◆ Extracted records
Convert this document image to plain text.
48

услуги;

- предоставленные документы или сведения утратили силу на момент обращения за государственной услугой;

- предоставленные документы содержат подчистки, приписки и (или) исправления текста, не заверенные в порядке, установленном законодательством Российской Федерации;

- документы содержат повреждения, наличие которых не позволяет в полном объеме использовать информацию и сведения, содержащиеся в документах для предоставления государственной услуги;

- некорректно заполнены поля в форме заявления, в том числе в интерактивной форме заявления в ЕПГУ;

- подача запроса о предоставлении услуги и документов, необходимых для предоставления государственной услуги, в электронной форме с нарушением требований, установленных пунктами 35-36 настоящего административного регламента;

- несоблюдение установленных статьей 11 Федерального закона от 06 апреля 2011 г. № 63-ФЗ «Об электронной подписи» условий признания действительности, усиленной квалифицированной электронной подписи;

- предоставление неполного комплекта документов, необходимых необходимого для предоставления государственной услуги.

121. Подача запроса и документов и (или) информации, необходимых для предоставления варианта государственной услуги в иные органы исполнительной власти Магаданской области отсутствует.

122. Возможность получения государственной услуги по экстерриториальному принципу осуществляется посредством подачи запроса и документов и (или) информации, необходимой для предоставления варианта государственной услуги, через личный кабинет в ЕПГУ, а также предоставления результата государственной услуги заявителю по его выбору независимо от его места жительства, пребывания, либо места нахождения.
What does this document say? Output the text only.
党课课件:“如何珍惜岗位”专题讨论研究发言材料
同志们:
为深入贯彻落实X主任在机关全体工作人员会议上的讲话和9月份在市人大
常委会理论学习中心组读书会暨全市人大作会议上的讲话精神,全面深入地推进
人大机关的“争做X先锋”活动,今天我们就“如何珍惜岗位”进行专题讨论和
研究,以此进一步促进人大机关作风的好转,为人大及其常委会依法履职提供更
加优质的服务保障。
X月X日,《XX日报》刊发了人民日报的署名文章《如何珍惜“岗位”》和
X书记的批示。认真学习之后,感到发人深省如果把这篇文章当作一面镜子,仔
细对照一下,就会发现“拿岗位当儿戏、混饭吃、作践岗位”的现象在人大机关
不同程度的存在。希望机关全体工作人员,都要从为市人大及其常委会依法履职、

◆ What is needed
Scan the material above for the word "информации". Copy each line where it occurs.

◆ Expected answer
121. Подача запроса и документов и (или) информации, необходимых для предоставления варианта государственной услуги в иные органы исполнительной власти Магаданской области отсутствует.
122. Возможность получения государственной услуги по экстерриториальному принципу осуществляется посредством подачи запроса и документов и (или) информации, необходимой для предоставления варианта государственной услуги, через личный кабинет в ЕПГУ, а также предоставления результата государственной услуги заявителю по его выбору независимо от его места жительства, пребывания, либо места нахождения.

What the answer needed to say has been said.